### Entries
"""

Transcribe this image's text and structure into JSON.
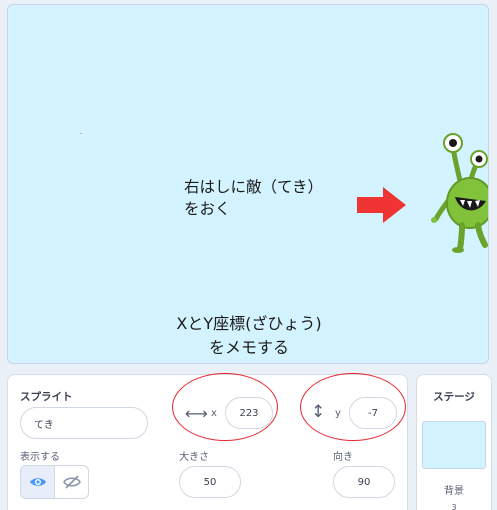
{
  "stage": {
    "note_enemy": "右はしに敵（てき）\nをおく",
    "note_memo": "XとY座標(ざひょう)\nをメモする",
    "arrow_color": "#f03434",
    "alien_color": "#82c23a"
  },
  "sprite_panel": {
    "title": "スプライト",
    "name_value": "てき",
    "x_label": "x",
    "x_value": "223",
    "y_label": "y",
    "y_value": "-7",
    "show_label": "表示する",
    "size_label": "大きさ",
    "size_value": "50",
    "direction_label": "向き",
    "direction_value": "90",
    "x_icon": "horizontal-arrows-icon",
    "y_icon": "vertical-arrows-icon"
  },
  "stage_panel": {
    "title": "ステージ",
    "backdrops_label": "背景",
    "backdrops_count": "3"
  },
  "annotation_color": "#e8252e"
}
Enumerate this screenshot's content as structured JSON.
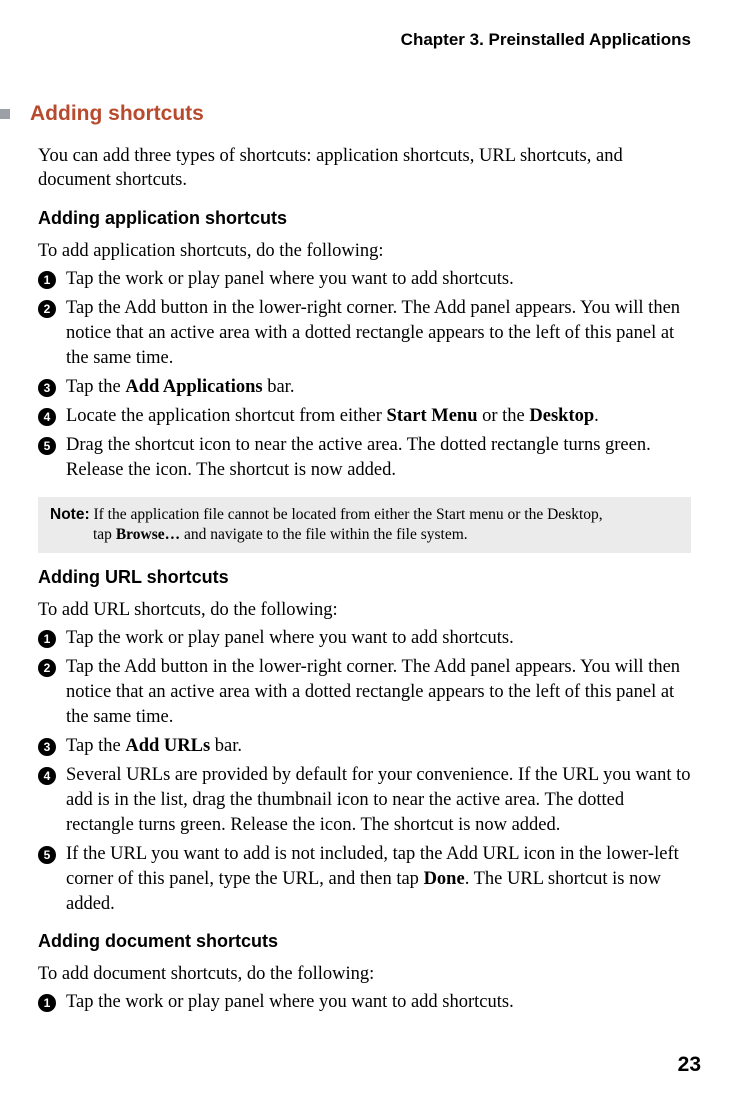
{
  "chapter_header": "Chapter 3. Preinstalled Applications",
  "section": {
    "title": "Adding shortcuts",
    "intro": "You can add three types of shortcuts: application shortcuts, URL shortcuts, and document shortcuts."
  },
  "sub1": {
    "heading": "Adding application shortcuts",
    "intro": "To add application shortcuts, do the following:",
    "steps": {
      "s1": "Tap the work or play panel where you want to add shortcuts.",
      "s2": "Tap the Add button in the lower-right corner. The Add panel appears. You will then notice that an active area with a dotted rectangle appears to the left of this panel at the same time.",
      "s3_a": "Tap the ",
      "s3_b": "Add Applications",
      "s3_c": " bar.",
      "s4_a": "Locate the application shortcut from either ",
      "s4_b": "Start Menu",
      "s4_c": " or the ",
      "s4_d": "Desktop",
      "s4_e": ".",
      "s5": "Drag the shortcut icon to near the active area. The dotted rectangle turns green. Release the icon. The shortcut is now added."
    },
    "note": {
      "label": "Note:",
      "line1": " If the application file cannot be located from either the Start menu or the Desktop,",
      "line2_a": "tap ",
      "line2_b": "Browse…",
      "line2_c": " and navigate to the file within the file system."
    }
  },
  "sub2": {
    "heading": "Adding URL shortcuts",
    "intro": "To add URL shortcuts, do the following:",
    "steps": {
      "s1": "Tap the work or play panel where you want to add shortcuts.",
      "s2": "Tap the Add button in the lower-right corner. The Add panel appears. You will then notice that an active area with a dotted rectangle appears to the left of this panel at the same time.",
      "s3_a": "Tap the ",
      "s3_b": "Add URLs",
      "s3_c": " bar.",
      "s4": "Several URLs are provided by default for your convenience. If the URL you want to add is in the list, drag the thumbnail icon to near the active area. The dotted rectangle turns green. Release the icon. The shortcut is now added.",
      "s5_a": "If the URL you want to add is not included, tap the Add URL icon in the lower-left corner of this panel, type the URL, and then tap ",
      "s5_b": "Done",
      "s5_c": ". The URL shortcut is now added."
    }
  },
  "sub3": {
    "heading": "Adding document shortcuts",
    "intro": "To add document shortcuts, do the following:",
    "steps": {
      "s1": "Tap the work or play panel where you want to add shortcuts."
    }
  },
  "page_number": "23",
  "nums": {
    "n1": "1",
    "n2": "2",
    "n3": "3",
    "n4": "4",
    "n5": "5"
  }
}
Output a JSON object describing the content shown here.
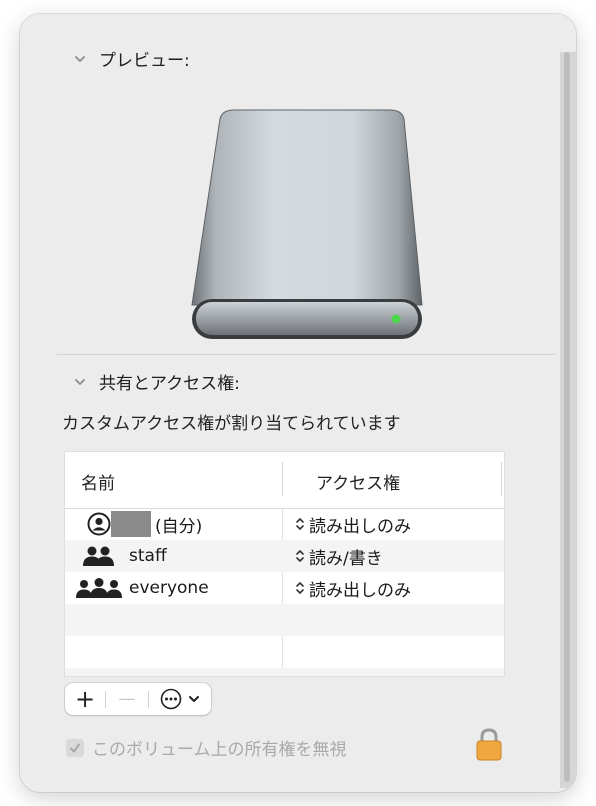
{
  "preview": {
    "header": "プレビュー:"
  },
  "sharing": {
    "header": "共有とアクセス権:",
    "status": "カスタムアクセス権が割り当てられています",
    "columns": {
      "name": "名前",
      "access": "アクセス権"
    },
    "rows": [
      {
        "name": "(自分)",
        "access": "読み出しのみ",
        "icon": "user-circle-icon"
      },
      {
        "name": "staff",
        "access": "読み/書き",
        "icon": "two-users-icon"
      },
      {
        "name": "everyone",
        "access": "読み出しのみ",
        "icon": "group-users-icon"
      }
    ],
    "toolbar": {
      "add": "+",
      "remove": "—"
    },
    "ignore_ownership": {
      "label": "このボリューム上の所有権を無視",
      "checked": true,
      "enabled": false
    }
  }
}
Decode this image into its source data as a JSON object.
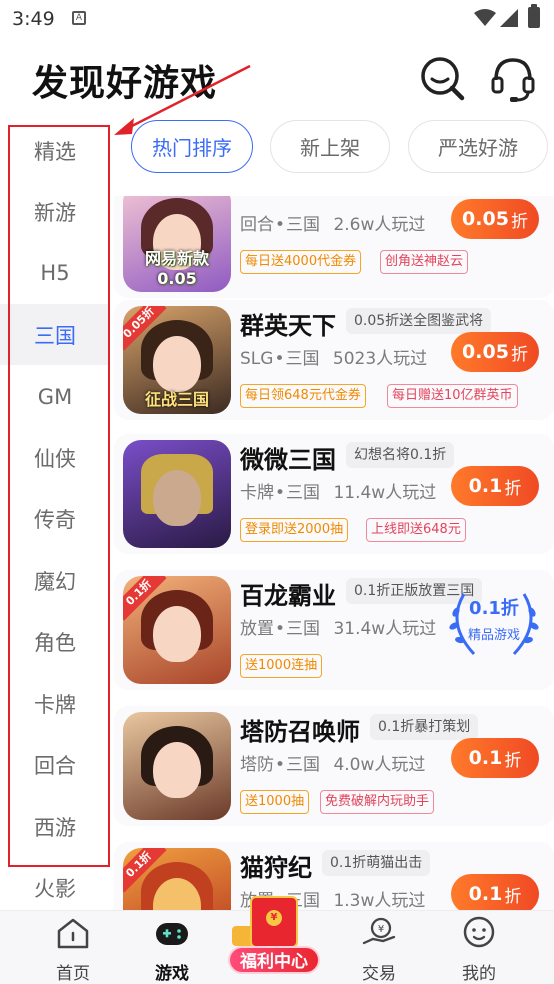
{
  "status_bar": {
    "time": "3:49",
    "sim_icon": "sim-card-icon"
  },
  "header": {
    "title": "发现好游戏",
    "icons": [
      "search-icon",
      "headset-icon"
    ]
  },
  "tabs": [
    {
      "label": "热门排序",
      "active": true
    },
    {
      "label": "新上架",
      "active": false
    },
    {
      "label": "严选好游",
      "active": false
    }
  ],
  "sidebar": {
    "items": [
      {
        "label": "精选"
      },
      {
        "label": "新游"
      },
      {
        "label": "H5"
      },
      {
        "label": "三国",
        "active": true
      },
      {
        "label": "GM"
      },
      {
        "label": "仙侠"
      },
      {
        "label": "传奇"
      },
      {
        "label": "魔幻"
      },
      {
        "label": "角色"
      },
      {
        "label": "卡牌"
      },
      {
        "label": "回合"
      },
      {
        "label": "西游"
      },
      {
        "label": "火影"
      }
    ]
  },
  "games": [
    {
      "name": "",
      "thumb_text": "网易新款0.05",
      "genre": "回合",
      "theme": "三国",
      "players": "2.6w人玩过",
      "discount": "0.05",
      "discount_unit": "折",
      "tags": [
        {
          "text": "每日送4000代金券",
          "color": "orange"
        },
        {
          "text": "创角送神赵云",
          "color": "red"
        }
      ]
    },
    {
      "name": "群英天下",
      "promo": "0.05折送全图鉴武将",
      "thumb_badge": "0.05折",
      "thumb_text": "征战三国",
      "genre": "SLG",
      "theme": "三国",
      "players": "5023人玩过",
      "discount": "0.05",
      "discount_unit": "折",
      "tags": [
        {
          "text": "每日领648元代金券",
          "color": "orange"
        },
        {
          "text": "每日赠送10亿群英币",
          "color": "red"
        }
      ]
    },
    {
      "name": "微微三国",
      "promo": "幻想名将0.1折",
      "genre": "卡牌",
      "theme": "三国",
      "players": "11.4w人玩过",
      "discount": "0.1",
      "discount_unit": "折",
      "tags": [
        {
          "text": "登录即送2000抽",
          "color": "orange"
        },
        {
          "text": "上线即送648元",
          "color": "red"
        }
      ]
    },
    {
      "name": "百龙霸业",
      "promo": "0.1折正版放置三国",
      "thumb_badge": "0.1折",
      "genre": "放置",
      "theme": "三国",
      "players": "31.4w人玩过",
      "badge_value": "0.1折",
      "badge_label": "精品游戏",
      "tags": [
        {
          "text": "送1000连抽",
          "color": "orange"
        }
      ]
    },
    {
      "name": "塔防召唤师",
      "promo": "0.1折暴打策划",
      "genre": "塔防",
      "theme": "三国",
      "players": "4.0w人玩过",
      "discount": "0.1",
      "discount_unit": "折",
      "tags": [
        {
          "text": "送1000抽",
          "color": "orange"
        },
        {
          "text": "免费破解内玩助手",
          "color": "red"
        }
      ]
    },
    {
      "name": "猫狩纪",
      "promo": "0.1折萌猫出击",
      "thumb_badge": "0.1折",
      "genre": "放置",
      "theme": "三国",
      "players": "1.3w人玩过",
      "discount": "0.1",
      "discount_unit": "折",
      "tags": []
    }
  ],
  "bottom_nav": {
    "items": [
      {
        "label": "首页",
        "icon": "home-icon"
      },
      {
        "label": "游戏",
        "icon": "gamepad-icon",
        "active": true
      },
      {
        "label": "福利中心",
        "icon": "red-envelope-icon"
      },
      {
        "label": "交易",
        "icon": "trade-icon"
      },
      {
        "label": "我的",
        "icon": "profile-icon"
      }
    ]
  },
  "colors": {
    "accent": "#3b6cf6",
    "discount": "#f04a24",
    "annotation": "#e0232a"
  }
}
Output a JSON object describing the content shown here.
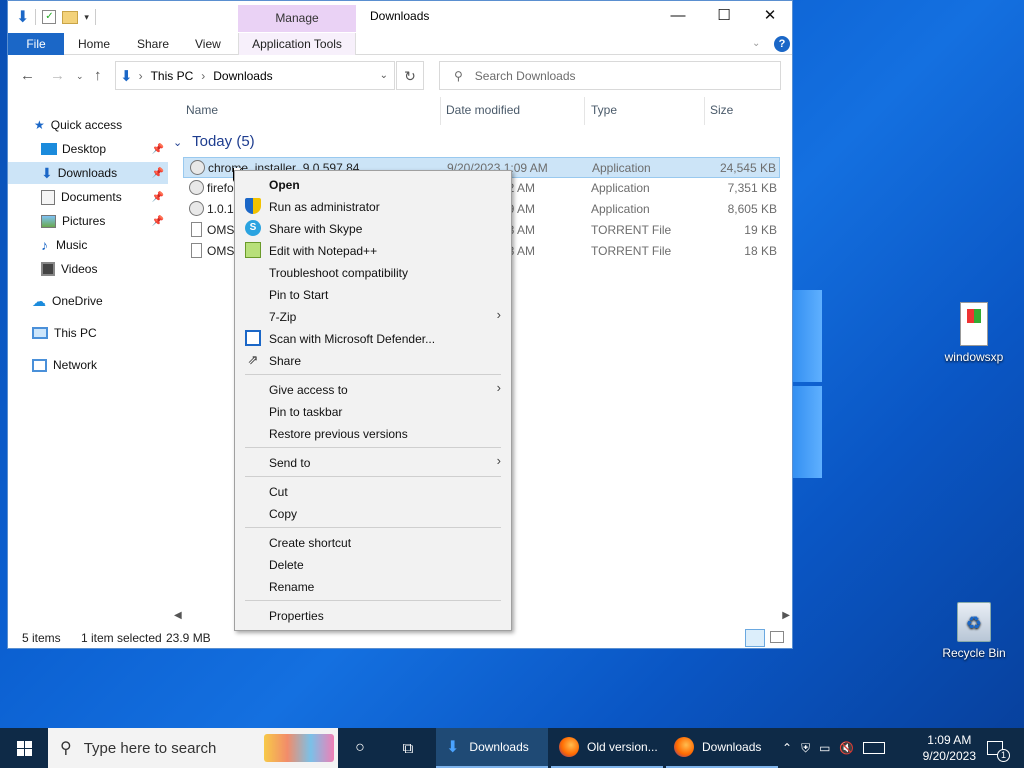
{
  "window": {
    "title": "Downloads",
    "manage_tab": "Manage",
    "ribbon_tabs": [
      "File",
      "Home",
      "Share",
      "View",
      "Application Tools"
    ],
    "controls": {
      "minimize": "—",
      "maximize": "☐",
      "close": "✕"
    }
  },
  "address": {
    "crumbs": [
      "This PC",
      "Downloads"
    ],
    "separator": "›"
  },
  "search": {
    "placeholder": "Search Downloads"
  },
  "sidebar": {
    "items": [
      {
        "label": "Quick access",
        "icon": "star-icon"
      },
      {
        "label": "Desktop",
        "icon": "desktop-icon"
      },
      {
        "label": "Downloads",
        "icon": "download-arrow-icon"
      },
      {
        "label": "Documents",
        "icon": "documents-icon"
      },
      {
        "label": "Pictures",
        "icon": "pictures-icon"
      },
      {
        "label": "Music",
        "icon": "music-icon"
      },
      {
        "label": "Videos",
        "icon": "videos-icon"
      },
      {
        "label": "OneDrive",
        "icon": "cloud-icon"
      },
      {
        "label": "This PC",
        "icon": "computer-icon"
      },
      {
        "label": "Network",
        "icon": "network-icon"
      }
    ]
  },
  "columns": {
    "name": "Name",
    "date": "Date modified",
    "type": "Type",
    "size": "Size"
  },
  "group": {
    "label": "Today (5)"
  },
  "files": [
    {
      "name": "chrome_installer_9.0.597.84",
      "date": "9/20/2023 1:09 AM",
      "type": "Application",
      "size": "24,545 KB"
    },
    {
      "name": "firefo",
      "date": "02 AM",
      "type": "Application",
      "size": "7,351 KB"
    },
    {
      "name": "1.0.15",
      "date": "59 AM",
      "type": "Application",
      "size": "8,605 KB"
    },
    {
      "name": "OMSI",
      "date": "23 AM",
      "type": "TORRENT File",
      "size": "19 KB"
    },
    {
      "name": "OMSI",
      "date": "23 AM",
      "type": "TORRENT File",
      "size": "18 KB"
    }
  ],
  "status": {
    "count": "5 items",
    "selected": "1 item selected",
    "size": "23.9 MB"
  },
  "context_menu": {
    "items": [
      {
        "label": "Open",
        "bold": true
      },
      {
        "label": "Run as administrator",
        "icon": "shield-icon"
      },
      {
        "label": "Share with Skype",
        "icon": "skype-icon"
      },
      {
        "label": "Edit with Notepad++",
        "icon": "notepadpp-icon"
      },
      {
        "label": "Troubleshoot compatibility"
      },
      {
        "label": "Pin to Start"
      },
      {
        "label": "7-Zip",
        "submenu": true
      },
      {
        "label": "Scan with Microsoft Defender...",
        "icon": "defender-icon"
      },
      {
        "label": "Share",
        "icon": "share-icon"
      },
      {
        "label": "Give access to",
        "submenu": true
      },
      {
        "label": "Pin to taskbar"
      },
      {
        "label": "Restore previous versions"
      },
      {
        "label": "Send to",
        "submenu": true
      },
      {
        "label": "Cut"
      },
      {
        "label": "Copy"
      },
      {
        "label": "Create shortcut"
      },
      {
        "label": "Delete"
      },
      {
        "label": "Rename"
      },
      {
        "label": "Properties"
      }
    ]
  },
  "desktop": {
    "icons": [
      {
        "label": "windowsxp"
      },
      {
        "label": "Recycle Bin"
      }
    ]
  },
  "taskbar": {
    "search_placeholder": "Type here to search",
    "tasks": [
      {
        "label": "Downloads",
        "icon": "folder-download-icon",
        "active": true
      },
      {
        "label": "Old version...",
        "icon": "firefox-icon"
      },
      {
        "label": "Downloads",
        "icon": "firefox-icon"
      }
    ],
    "time": "1:09 AM",
    "date": "9/20/2023",
    "notification_count": "1"
  },
  "colors": {
    "accent": "#1b67c7",
    "selection": "#cce4f7",
    "taskbar": "#0e2a47"
  }
}
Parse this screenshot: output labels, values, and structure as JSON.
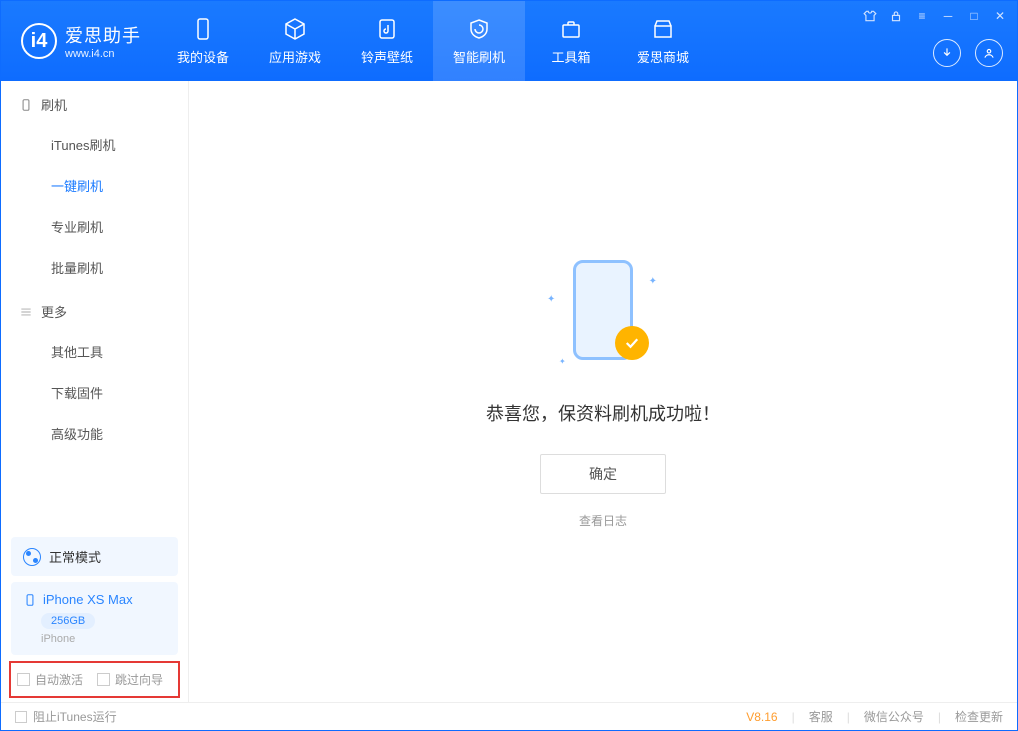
{
  "app": {
    "title": "爱思助手",
    "url": "www.i4.cn"
  },
  "header_tabs": [
    {
      "label": "我的设备"
    },
    {
      "label": "应用游戏"
    },
    {
      "label": "铃声壁纸"
    },
    {
      "label": "智能刷机"
    },
    {
      "label": "工具箱"
    },
    {
      "label": "爱思商城"
    }
  ],
  "sidebar": {
    "section1_title": "刷机",
    "items1": [
      {
        "label": "iTunes刷机"
      },
      {
        "label": "一键刷机"
      },
      {
        "label": "专业刷机"
      },
      {
        "label": "批量刷机"
      }
    ],
    "section2_title": "更多",
    "items2": [
      {
        "label": "其他工具"
      },
      {
        "label": "下载固件"
      },
      {
        "label": "高级功能"
      }
    ],
    "mode_label": "正常模式",
    "device_name": "iPhone XS Max",
    "device_storage": "256GB",
    "device_type": "iPhone",
    "checkbox_auto_activate": "自动激活",
    "checkbox_skip_guide": "跳过向导"
  },
  "main": {
    "success_msg": "恭喜您，保资料刷机成功啦！",
    "ok_button": "确定",
    "log_link": "查看日志"
  },
  "statusbar": {
    "block_itunes": "阻止iTunes运行",
    "version": "V8.16",
    "link_cs": "客服",
    "link_wechat": "微信公众号",
    "link_update": "检查更新"
  }
}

"""

### Your task
Provide only the number of lines in the records containing the string "added".

### Exercise answer
3